"""

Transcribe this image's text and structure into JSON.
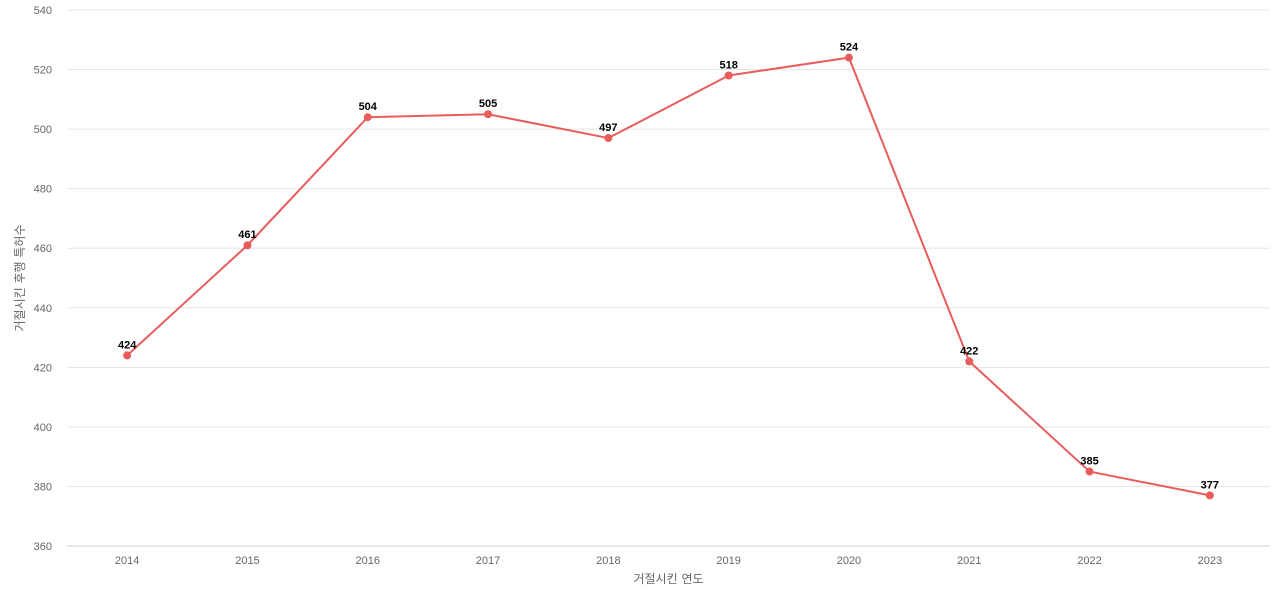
{
  "chart_data": {
    "type": "line",
    "xlabel": "거절시킨 연도",
    "ylabel": "거절시킨 후행 특허수",
    "categories": [
      "2014",
      "2015",
      "2016",
      "2017",
      "2018",
      "2019",
      "2020",
      "2021",
      "2022",
      "2023"
    ],
    "series": [
      {
        "values": [
          424,
          461,
          504,
          505,
          497,
          518,
          524,
          422,
          385,
          377
        ]
      }
    ],
    "ylim": [
      360,
      540
    ],
    "yticks": [
      360,
      380,
      400,
      420,
      440,
      460,
      480,
      500,
      520,
      540
    ],
    "grid": true,
    "color": "#e85c5c"
  }
}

"""

Reproduce every line precisely as given, omitting all pictures.

Transcribe this image's text and structure into JSON.
{
  "chart_data": {
    "type": "line",
    "xlabel": "거절시킨 연도",
    "ylabel": "거절시킨 후행 특허수",
    "categories": [
      "2014",
      "2015",
      "2016",
      "2017",
      "2018",
      "2019",
      "2020",
      "2021",
      "2022",
      "2023"
    ],
    "series": [
      {
        "values": [
          424,
          461,
          504,
          505,
          497,
          518,
          524,
          422,
          385,
          377
        ]
      }
    ],
    "ylim": [
      360,
      540
    ],
    "yticks": [
      360,
      380,
      400,
      420,
      440,
      460,
      480,
      500,
      520,
      540
    ],
    "grid": true,
    "color": "#e85c5c"
  }
}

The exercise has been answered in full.